● Requirements: Look below and pull out each line with the word "xlabel".

***** Data to use

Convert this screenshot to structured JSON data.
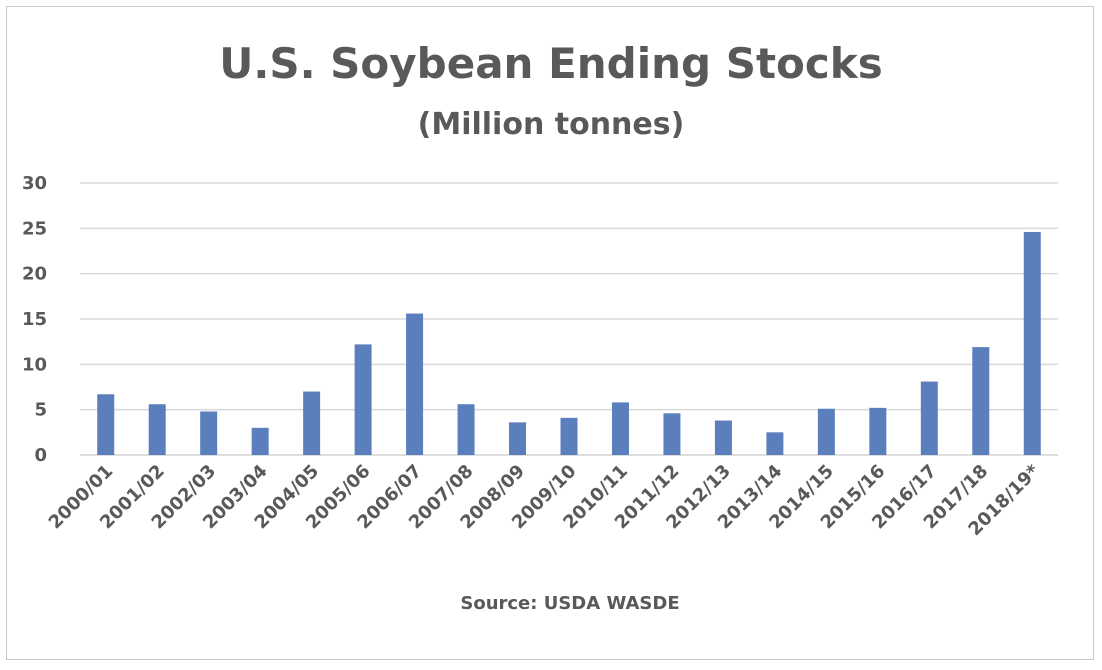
{
  "chart_data": {
    "type": "bar",
    "title": "U.S. Soybean Ending Stocks",
    "subtitle": "(Million tonnes)",
    "xlabel": "Source: USDA WASDE",
    "ylabel": "",
    "categories": [
      "2000/01",
      "2001/02",
      "2002/03",
      "2003/04",
      "2004/05",
      "2005/06",
      "2006/07",
      "2007/08",
      "2008/09",
      "2009/10",
      "2010/11",
      "2011/12",
      "2012/13",
      "2013/14",
      "2014/15",
      "2015/16",
      "2016/17",
      "2017/18",
      "2018/19*"
    ],
    "values": [
      6.7,
      5.6,
      4.8,
      3.0,
      7.0,
      12.2,
      15.6,
      5.6,
      3.6,
      4.1,
      5.8,
      4.6,
      3.8,
      2.5,
      5.1,
      5.2,
      8.1,
      11.9,
      24.6
    ],
    "ylim": [
      0,
      30
    ],
    "yticks": [
      0,
      5,
      10,
      15,
      20,
      25,
      30
    ],
    "grid": true,
    "bar_color": "#5b7fbd",
    "grid_color": "#d9d9d9",
    "text_color": "#595959"
  }
}
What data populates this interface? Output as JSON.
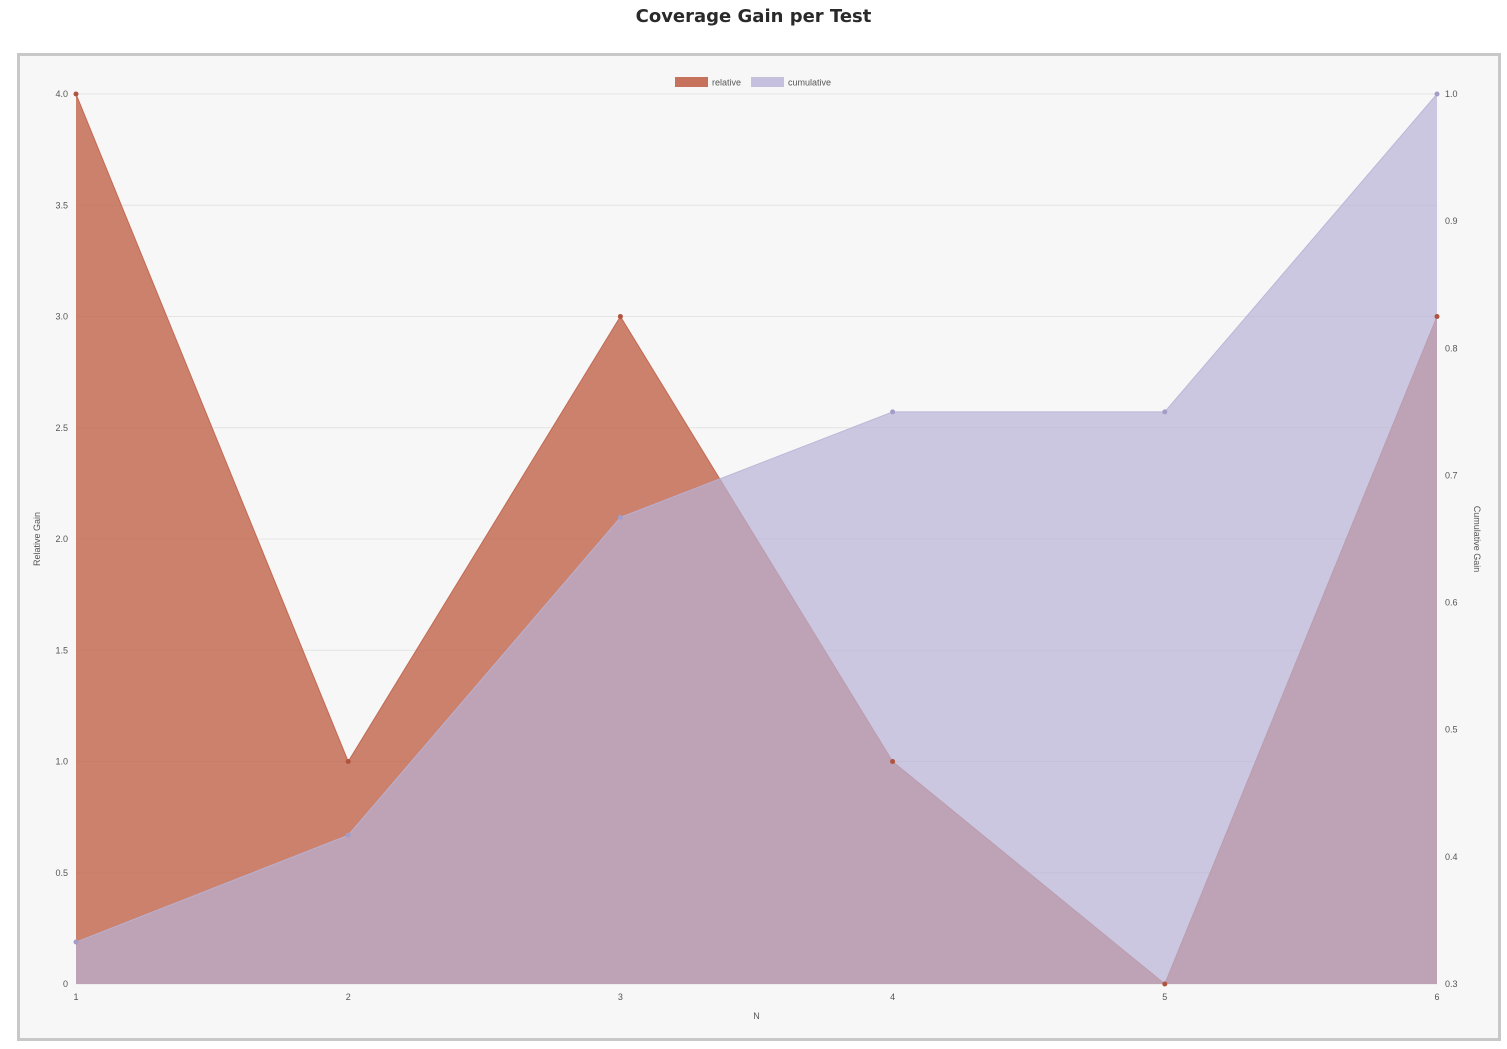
{
  "title": "Coverage Gain per Test",
  "chart_data": {
    "type": "area",
    "x": [
      1,
      2,
      3,
      4,
      5,
      6
    ],
    "xlabel": "N",
    "ylabel": "Relative Gain",
    "y2label": "Cumulative Gain",
    "ylim": [
      0,
      4
    ],
    "y2lim": [
      0.3,
      1.0
    ],
    "y_ticks": [
      "0",
      "0.5",
      "1.0",
      "1.5",
      "2.0",
      "2.5",
      "3.0",
      "3.5",
      "4.0"
    ],
    "y2_ticks": [
      "0.3",
      "0.4",
      "0.5",
      "0.6",
      "0.7",
      "0.8",
      "0.9",
      "1.0"
    ],
    "x_ticks": [
      "1",
      "2",
      "3",
      "4",
      "5",
      "6"
    ],
    "grid": true,
    "legend_position": "top-center",
    "series": [
      {
        "name": "relative",
        "axis": "left",
        "values": [
          4,
          1,
          3,
          1,
          0,
          3
        ],
        "fill": "#c0634a",
        "fill_opacity": 0.8,
        "point_color": "#b0543f"
      },
      {
        "name": "cumulative",
        "axis": "right",
        "values": [
          0.333,
          0.417,
          0.667,
          0.75,
          0.75,
          1.0
        ],
        "fill": "#b8b2d6",
        "fill_opacity": 0.7,
        "point_color": "#a49dc8"
      }
    ]
  }
}
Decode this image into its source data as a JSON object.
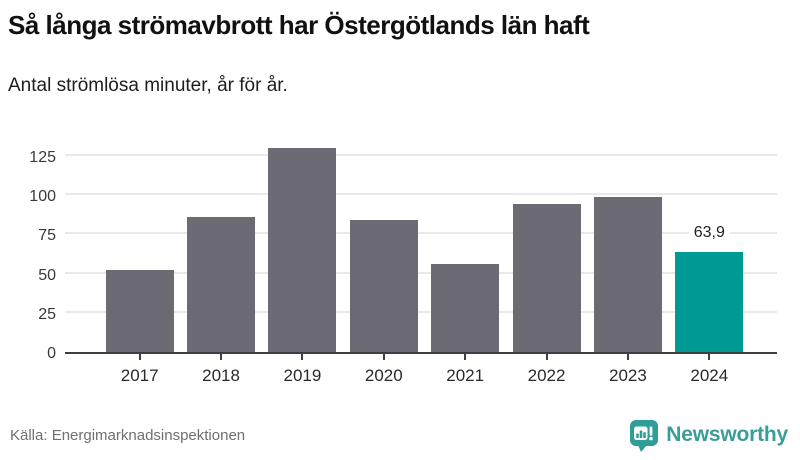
{
  "chart_data": {
    "type": "bar",
    "title": "Så långa strömavbrott har Östergötlands län haft",
    "subtitle": "Antal strömlösa minuter, år för år.",
    "categories": [
      "2017",
      "2018",
      "2019",
      "2020",
      "2021",
      "2022",
      "2023",
      "2024"
    ],
    "values": [
      52,
      86,
      130,
      84,
      56,
      94,
      99,
      63.9
    ],
    "data_labels": {
      "2024": "63,9"
    },
    "xlabel": "",
    "ylabel": "",
    "yticks": [
      0,
      25,
      50,
      75,
      100,
      125
    ],
    "ylim": [
      0,
      135
    ],
    "grid": true,
    "legend": "none",
    "bar_color": "#6c6b73",
    "highlight_color": "#009a94",
    "highlight_index": 7
  },
  "footer": {
    "source": "Källa: Energimarknadsinspektionen",
    "brand": "Newsworthy",
    "brand_color": "#3b9d99"
  }
}
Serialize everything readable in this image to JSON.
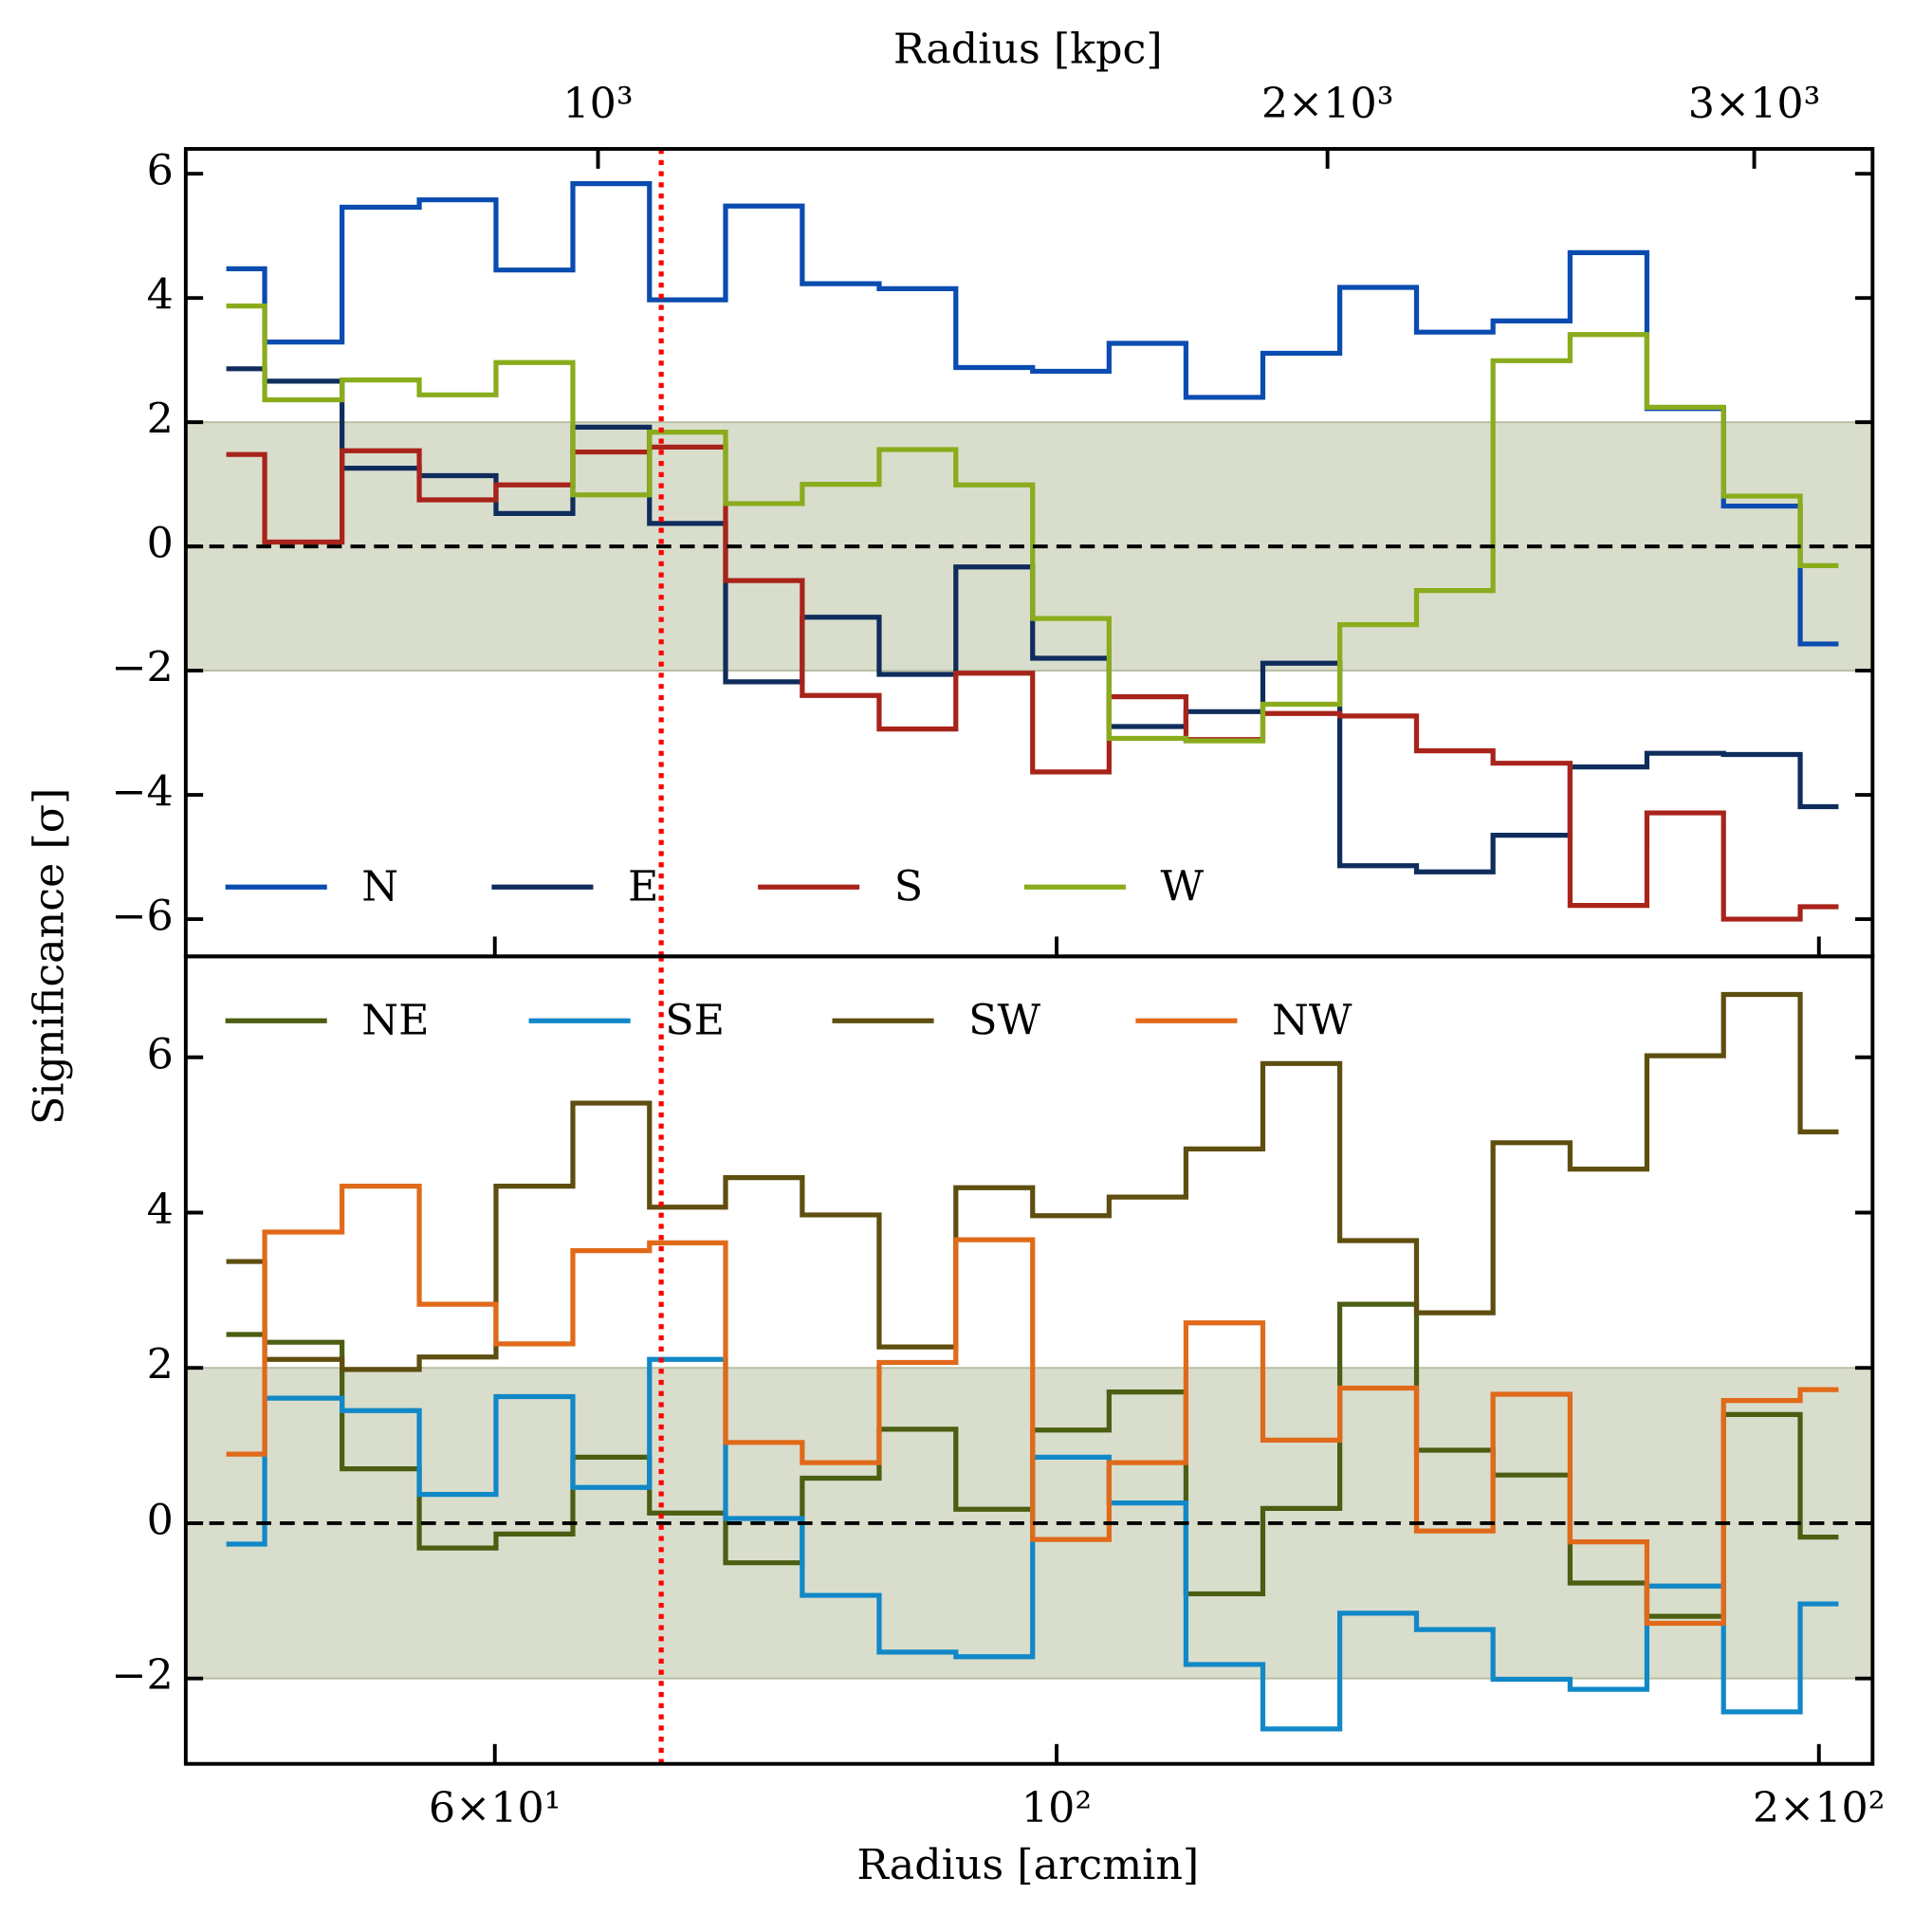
{
  "chart_data": [
    {
      "type": "step",
      "ylabel": "Significance [σ]",
      "x2label": "Radius [kpc]",
      "x2lim": [
        675.9,
        3357
      ],
      "x2ticks": [
        {
          "value": 1000,
          "label": "10³"
        },
        {
          "value": 2000,
          "label": "2×10³"
        },
        {
          "value": 3000,
          "label": "3×10³"
        }
      ],
      "xlim": [
        45.3,
        210
      ],
      "xscale": "log",
      "xticks": [
        {
          "value": 60,
          "label": "6×10¹"
        },
        {
          "value": 100,
          "label": "10²"
        },
        {
          "value": 200,
          "label": "2×10²"
        }
      ],
      "ylim": [
        -6.6,
        6.4
      ],
      "yticks": [
        {
          "value": -6,
          "label": "−6"
        },
        {
          "value": -4,
          "label": "−4"
        },
        {
          "value": -2,
          "label": "−2"
        },
        0,
        2,
        4,
        6
      ],
      "shade": [
        -2,
        2
      ],
      "shade_color": "#d9ddcc",
      "hline": 0,
      "vline": 69.8,
      "vline_color": "#ff0000",
      "legend": "lower left",
      "legend_ncol": 4,
      "x": [
        47.0,
        50.4,
        54.1,
        58.0,
        62.2,
        66.7,
        71.5,
        76.6,
        82.2,
        88.1,
        94.5,
        101.3,
        108.6,
        116.5,
        124.9,
        134.0,
        143.6,
        154.0,
        165.2,
        177.1,
        189.9,
        203.6
      ],
      "series": [
        {
          "name": "N",
          "color": "#0a4cb0",
          "values": [
            4.47,
            3.29,
            5.46,
            5.58,
            4.45,
            5.84,
            3.97,
            5.48,
            4.23,
            4.15,
            2.88,
            2.82,
            3.27,
            2.4,
            3.11,
            4.17,
            3.45,
            3.63,
            4.73,
            2.22,
            0.65,
            -1.57
          ]
        },
        {
          "name": "E",
          "color": "#0f2d5c",
          "values": [
            2.86,
            2.66,
            1.26,
            1.14,
            0.53,
            1.92,
            0.37,
            -2.18,
            -1.14,
            -2.06,
            -0.33,
            -1.8,
            -2.9,
            -2.66,
            -1.88,
            -5.14,
            -5.24,
            -4.65,
            -3.55,
            -3.33,
            -3.35,
            -4.19
          ]
        },
        {
          "name": "S",
          "color": "#a8231a",
          "values": [
            1.48,
            0.07,
            1.54,
            0.75,
            0.99,
            1.52,
            1.6,
            -0.55,
            -2.4,
            -2.94,
            -2.04,
            -3.63,
            -2.42,
            -3.11,
            -2.69,
            -2.73,
            -3.29,
            -3.49,
            -5.78,
            -4.29,
            -6.0,
            -5.8
          ]
        },
        {
          "name": "W",
          "color": "#8aac1c",
          "values": [
            3.87,
            2.36,
            2.68,
            2.44,
            2.96,
            0.83,
            1.84,
            0.69,
            1.0,
            1.56,
            0.99,
            -1.16,
            -3.09,
            -3.13,
            -2.54,
            -1.26,
            -0.71,
            2.99,
            3.41,
            2.24,
            0.81,
            -0.31
          ]
        }
      ]
    },
    {
      "type": "step",
      "xlabel": "Radius [arcmin]",
      "xlim": [
        45.3,
        210
      ],
      "xscale": "log",
      "xticks": [
        {
          "value": 60,
          "label": "6×10¹"
        },
        {
          "value": 100,
          "label": "10²"
        },
        {
          "value": 200,
          "label": "2×10²"
        }
      ],
      "ylim": [
        -3.1,
        7.3
      ],
      "yticks": [
        {
          "value": -2,
          "label": "−2"
        },
        0,
        2,
        4,
        6
      ],
      "shade": [
        -2,
        2
      ],
      "shade_color": "#d9ddcc",
      "hline": 0,
      "vline": 69.8,
      "vline_color": "#ff0000",
      "legend": "upper left",
      "legend_ncol": 4,
      "x": [
        47.0,
        50.4,
        54.1,
        58.0,
        62.2,
        66.7,
        71.5,
        76.6,
        82.2,
        88.1,
        94.5,
        101.3,
        108.6,
        116.5,
        124.9,
        134.0,
        143.6,
        154.0,
        165.2,
        177.1,
        189.9,
        203.6
      ],
      "series": [
        {
          "name": "NE",
          "color": "#4b5e12",
          "values": [
            2.43,
            2.33,
            0.7,
            -0.32,
            -0.14,
            0.85,
            0.13,
            -0.51,
            0.58,
            1.21,
            0.18,
            1.2,
            1.69,
            -0.91,
            0.19,
            2.82,
            0.94,
            0.62,
            -0.77,
            -1.2,
            1.4,
            -0.18
          ]
        },
        {
          "name": "SE",
          "color": "#1188c8",
          "values": [
            -0.27,
            1.61,
            1.45,
            0.37,
            1.63,
            0.46,
            2.11,
            0.06,
            -0.93,
            -1.66,
            -1.72,
            0.85,
            0.26,
            -1.82,
            -2.65,
            -1.16,
            -1.37,
            -2.01,
            -2.14,
            -0.81,
            -2.43,
            -1.04
          ]
        },
        {
          "name": "SW",
          "color": "#5e4e10",
          "values": [
            3.37,
            2.11,
            1.98,
            2.14,
            4.34,
            5.41,
            4.07,
            4.45,
            3.97,
            2.27,
            4.32,
            3.96,
            4.2,
            4.82,
            5.92,
            3.64,
            2.71,
            4.9,
            4.56,
            6.02,
            6.81,
            5.04
          ]
        },
        {
          "name": "NW",
          "color": "#e06a1a",
          "values": [
            0.89,
            3.75,
            4.34,
            2.82,
            2.31,
            3.51,
            3.61,
            1.04,
            0.78,
            2.07,
            3.65,
            -0.21,
            0.78,
            2.58,
            1.07,
            1.74,
            -0.1,
            1.66,
            -0.24,
            -1.29,
            1.58,
            1.72
          ]
        }
      ]
    }
  ]
}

**********

● Correct result:
    "xlabel": "Source: USDA WASDE",
    "xlabel": "N",
    "xlabel": "",
      "xlabel": "Radius [arcmin]",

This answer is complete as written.